**TO BE DONE**
From the listing below, pick out each line with the word "development".

**RECORDS PROVIDED**
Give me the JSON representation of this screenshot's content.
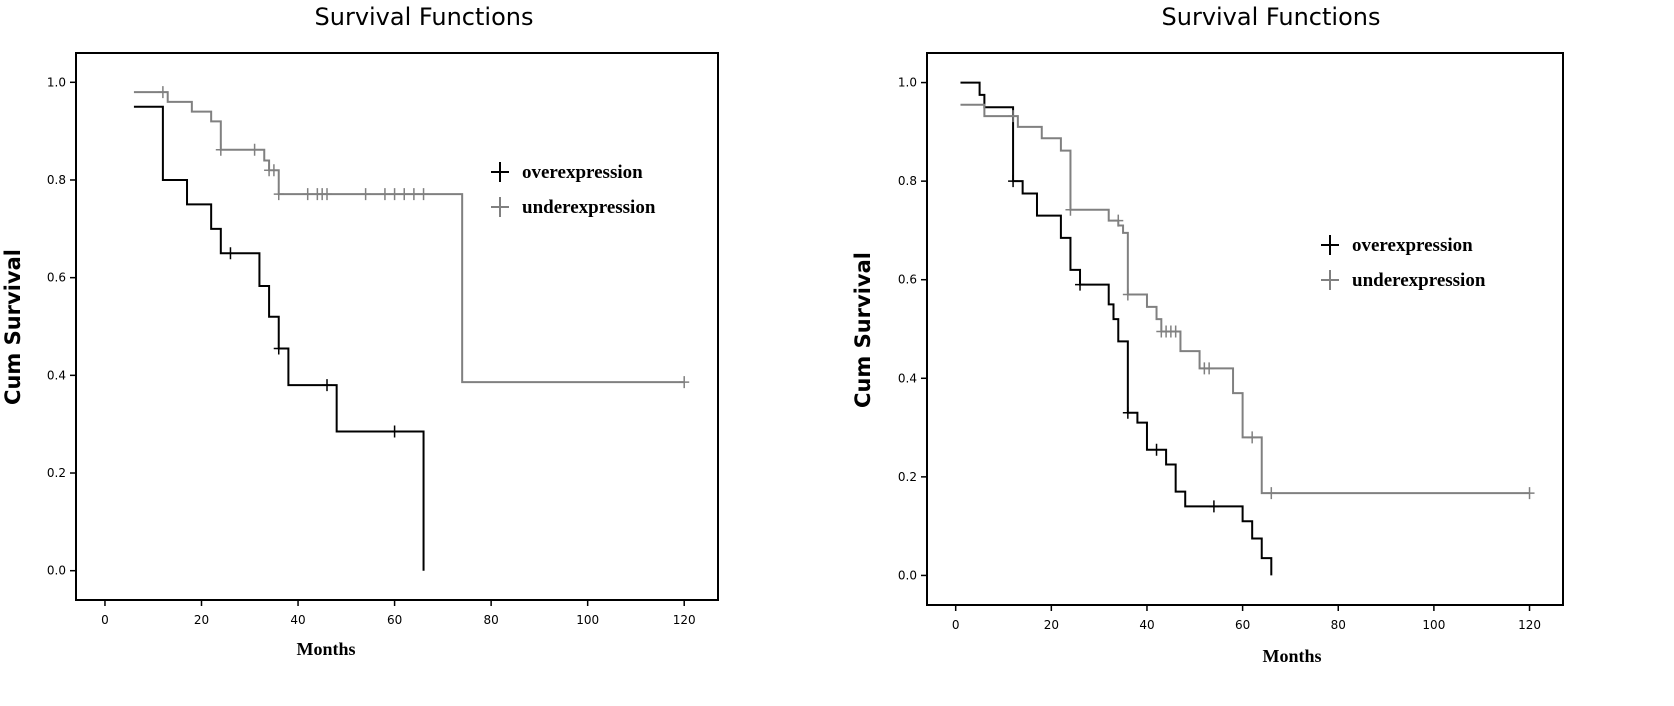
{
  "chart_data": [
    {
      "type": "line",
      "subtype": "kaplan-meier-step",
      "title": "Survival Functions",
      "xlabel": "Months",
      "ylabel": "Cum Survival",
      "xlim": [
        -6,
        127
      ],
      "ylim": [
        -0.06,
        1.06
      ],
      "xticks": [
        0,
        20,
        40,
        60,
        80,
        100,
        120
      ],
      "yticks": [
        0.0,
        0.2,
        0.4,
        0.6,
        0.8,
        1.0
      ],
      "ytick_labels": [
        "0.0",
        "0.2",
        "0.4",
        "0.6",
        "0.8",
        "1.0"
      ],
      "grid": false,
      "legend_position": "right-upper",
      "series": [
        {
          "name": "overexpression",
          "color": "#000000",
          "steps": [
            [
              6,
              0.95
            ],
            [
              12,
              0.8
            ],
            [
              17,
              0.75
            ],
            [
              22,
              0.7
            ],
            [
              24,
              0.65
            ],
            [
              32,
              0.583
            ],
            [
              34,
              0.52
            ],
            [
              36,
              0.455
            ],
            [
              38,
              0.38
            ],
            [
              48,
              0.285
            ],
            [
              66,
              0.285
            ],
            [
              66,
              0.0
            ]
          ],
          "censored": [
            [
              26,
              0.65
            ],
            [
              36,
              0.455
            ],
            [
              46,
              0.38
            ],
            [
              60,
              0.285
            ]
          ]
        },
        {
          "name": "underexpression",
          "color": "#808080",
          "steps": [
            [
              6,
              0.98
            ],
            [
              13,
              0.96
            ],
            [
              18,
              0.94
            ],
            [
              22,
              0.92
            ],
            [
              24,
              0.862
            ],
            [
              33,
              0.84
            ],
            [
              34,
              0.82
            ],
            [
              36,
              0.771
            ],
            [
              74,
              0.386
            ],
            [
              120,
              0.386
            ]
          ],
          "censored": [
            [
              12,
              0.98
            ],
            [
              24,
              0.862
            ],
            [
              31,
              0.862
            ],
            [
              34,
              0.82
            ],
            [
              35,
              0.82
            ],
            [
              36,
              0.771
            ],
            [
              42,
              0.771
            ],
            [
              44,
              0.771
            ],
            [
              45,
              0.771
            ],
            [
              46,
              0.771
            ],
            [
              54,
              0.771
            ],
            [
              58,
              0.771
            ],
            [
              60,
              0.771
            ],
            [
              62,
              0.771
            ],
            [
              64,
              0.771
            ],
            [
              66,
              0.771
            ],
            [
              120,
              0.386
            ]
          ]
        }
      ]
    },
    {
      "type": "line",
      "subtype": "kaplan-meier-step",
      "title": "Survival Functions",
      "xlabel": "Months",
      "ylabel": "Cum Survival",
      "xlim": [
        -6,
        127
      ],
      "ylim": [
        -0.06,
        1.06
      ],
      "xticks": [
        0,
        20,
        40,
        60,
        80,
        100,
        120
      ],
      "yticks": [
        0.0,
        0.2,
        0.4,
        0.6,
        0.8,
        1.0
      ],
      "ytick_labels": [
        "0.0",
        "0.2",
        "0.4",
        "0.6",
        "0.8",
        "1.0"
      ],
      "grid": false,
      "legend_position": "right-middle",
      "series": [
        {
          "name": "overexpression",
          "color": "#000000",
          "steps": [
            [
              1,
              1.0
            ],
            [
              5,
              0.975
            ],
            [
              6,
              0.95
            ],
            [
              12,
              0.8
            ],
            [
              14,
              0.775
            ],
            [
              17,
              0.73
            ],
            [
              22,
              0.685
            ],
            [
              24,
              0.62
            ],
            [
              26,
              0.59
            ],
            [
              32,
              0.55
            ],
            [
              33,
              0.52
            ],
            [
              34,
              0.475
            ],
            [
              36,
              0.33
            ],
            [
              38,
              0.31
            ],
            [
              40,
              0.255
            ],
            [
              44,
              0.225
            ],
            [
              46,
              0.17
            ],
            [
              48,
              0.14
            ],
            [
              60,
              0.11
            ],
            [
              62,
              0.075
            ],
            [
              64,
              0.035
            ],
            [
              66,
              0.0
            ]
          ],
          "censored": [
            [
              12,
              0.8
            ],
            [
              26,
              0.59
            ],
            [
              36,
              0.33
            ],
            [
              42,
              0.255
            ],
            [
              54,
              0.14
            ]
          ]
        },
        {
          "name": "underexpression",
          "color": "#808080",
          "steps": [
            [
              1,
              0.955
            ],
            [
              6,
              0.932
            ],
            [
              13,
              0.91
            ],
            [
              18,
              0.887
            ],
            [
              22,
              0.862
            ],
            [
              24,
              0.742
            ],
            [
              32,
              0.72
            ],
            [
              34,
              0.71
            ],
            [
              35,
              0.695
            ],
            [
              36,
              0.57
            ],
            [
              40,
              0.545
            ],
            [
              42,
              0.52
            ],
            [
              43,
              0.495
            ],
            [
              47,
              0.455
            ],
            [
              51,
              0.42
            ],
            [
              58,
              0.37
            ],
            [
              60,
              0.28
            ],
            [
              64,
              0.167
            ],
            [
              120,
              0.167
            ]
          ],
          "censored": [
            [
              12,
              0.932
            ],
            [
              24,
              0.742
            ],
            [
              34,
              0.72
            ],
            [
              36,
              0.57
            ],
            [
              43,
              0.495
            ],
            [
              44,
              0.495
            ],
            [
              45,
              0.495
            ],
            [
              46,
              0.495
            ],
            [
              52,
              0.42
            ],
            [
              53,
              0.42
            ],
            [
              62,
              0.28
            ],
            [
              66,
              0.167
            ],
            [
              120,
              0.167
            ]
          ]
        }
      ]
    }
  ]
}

==

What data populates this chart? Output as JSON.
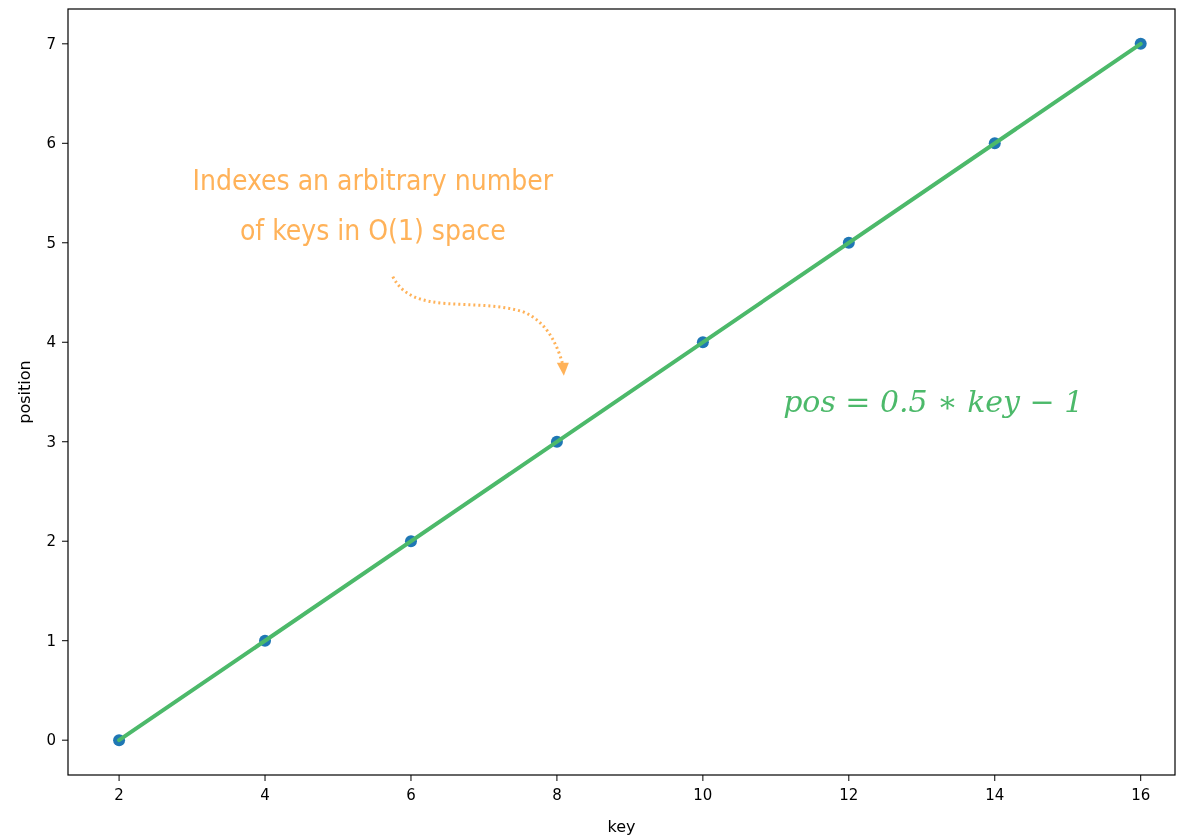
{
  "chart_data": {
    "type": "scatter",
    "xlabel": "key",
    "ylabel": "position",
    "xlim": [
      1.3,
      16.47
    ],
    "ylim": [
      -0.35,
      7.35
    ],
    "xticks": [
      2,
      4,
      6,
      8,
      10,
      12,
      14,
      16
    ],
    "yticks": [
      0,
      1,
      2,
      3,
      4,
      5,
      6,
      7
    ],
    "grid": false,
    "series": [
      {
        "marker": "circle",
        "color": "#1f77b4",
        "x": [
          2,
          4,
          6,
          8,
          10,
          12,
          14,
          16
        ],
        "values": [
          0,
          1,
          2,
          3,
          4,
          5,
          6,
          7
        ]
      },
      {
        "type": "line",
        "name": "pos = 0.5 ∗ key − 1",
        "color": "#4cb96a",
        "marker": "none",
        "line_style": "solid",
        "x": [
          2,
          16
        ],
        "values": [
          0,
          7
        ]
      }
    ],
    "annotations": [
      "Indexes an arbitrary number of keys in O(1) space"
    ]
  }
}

...

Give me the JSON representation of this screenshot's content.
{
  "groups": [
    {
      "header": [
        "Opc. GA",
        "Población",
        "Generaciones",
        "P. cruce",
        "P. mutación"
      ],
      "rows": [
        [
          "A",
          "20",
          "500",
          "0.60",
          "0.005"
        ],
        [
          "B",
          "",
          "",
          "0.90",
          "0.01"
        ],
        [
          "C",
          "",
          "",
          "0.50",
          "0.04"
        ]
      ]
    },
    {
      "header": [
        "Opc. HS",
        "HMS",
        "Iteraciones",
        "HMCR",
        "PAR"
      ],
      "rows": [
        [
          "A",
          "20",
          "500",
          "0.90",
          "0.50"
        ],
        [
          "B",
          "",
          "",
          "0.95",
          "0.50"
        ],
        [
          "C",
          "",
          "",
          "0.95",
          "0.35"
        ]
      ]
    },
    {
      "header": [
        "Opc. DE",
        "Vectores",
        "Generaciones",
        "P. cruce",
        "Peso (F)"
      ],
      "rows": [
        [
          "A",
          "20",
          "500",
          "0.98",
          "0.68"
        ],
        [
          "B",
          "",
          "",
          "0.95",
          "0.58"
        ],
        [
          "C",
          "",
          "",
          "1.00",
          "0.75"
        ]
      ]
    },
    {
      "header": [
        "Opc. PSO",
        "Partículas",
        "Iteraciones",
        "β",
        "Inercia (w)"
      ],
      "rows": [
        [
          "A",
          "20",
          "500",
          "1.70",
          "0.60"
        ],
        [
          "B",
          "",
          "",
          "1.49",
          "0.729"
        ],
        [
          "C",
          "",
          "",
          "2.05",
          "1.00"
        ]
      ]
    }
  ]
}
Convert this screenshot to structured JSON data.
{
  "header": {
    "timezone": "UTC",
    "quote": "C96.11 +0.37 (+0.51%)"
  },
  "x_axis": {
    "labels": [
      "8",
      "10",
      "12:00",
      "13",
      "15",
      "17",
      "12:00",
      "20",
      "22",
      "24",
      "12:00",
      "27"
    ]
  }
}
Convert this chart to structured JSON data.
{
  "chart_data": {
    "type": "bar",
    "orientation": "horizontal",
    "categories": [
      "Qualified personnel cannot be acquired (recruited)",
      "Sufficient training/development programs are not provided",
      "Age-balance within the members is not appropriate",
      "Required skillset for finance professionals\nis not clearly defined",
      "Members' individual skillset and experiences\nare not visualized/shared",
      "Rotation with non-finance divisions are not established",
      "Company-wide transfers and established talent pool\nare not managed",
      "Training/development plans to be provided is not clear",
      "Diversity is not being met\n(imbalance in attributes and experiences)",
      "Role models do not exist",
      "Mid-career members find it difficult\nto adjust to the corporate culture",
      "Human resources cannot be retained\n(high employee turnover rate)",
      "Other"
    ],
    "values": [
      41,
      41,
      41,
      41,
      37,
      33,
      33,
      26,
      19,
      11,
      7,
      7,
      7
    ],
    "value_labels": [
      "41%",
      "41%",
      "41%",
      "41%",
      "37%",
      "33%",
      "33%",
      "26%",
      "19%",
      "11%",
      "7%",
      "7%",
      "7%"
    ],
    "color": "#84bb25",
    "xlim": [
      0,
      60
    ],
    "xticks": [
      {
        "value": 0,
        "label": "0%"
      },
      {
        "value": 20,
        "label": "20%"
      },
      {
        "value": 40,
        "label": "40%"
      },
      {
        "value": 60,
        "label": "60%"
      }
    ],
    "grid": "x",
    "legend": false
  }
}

**RESPONSE TO THIS EXERCISE**
      "Sufficient training/development programs are not provided",
      "Training/development plans to be provided is not clear",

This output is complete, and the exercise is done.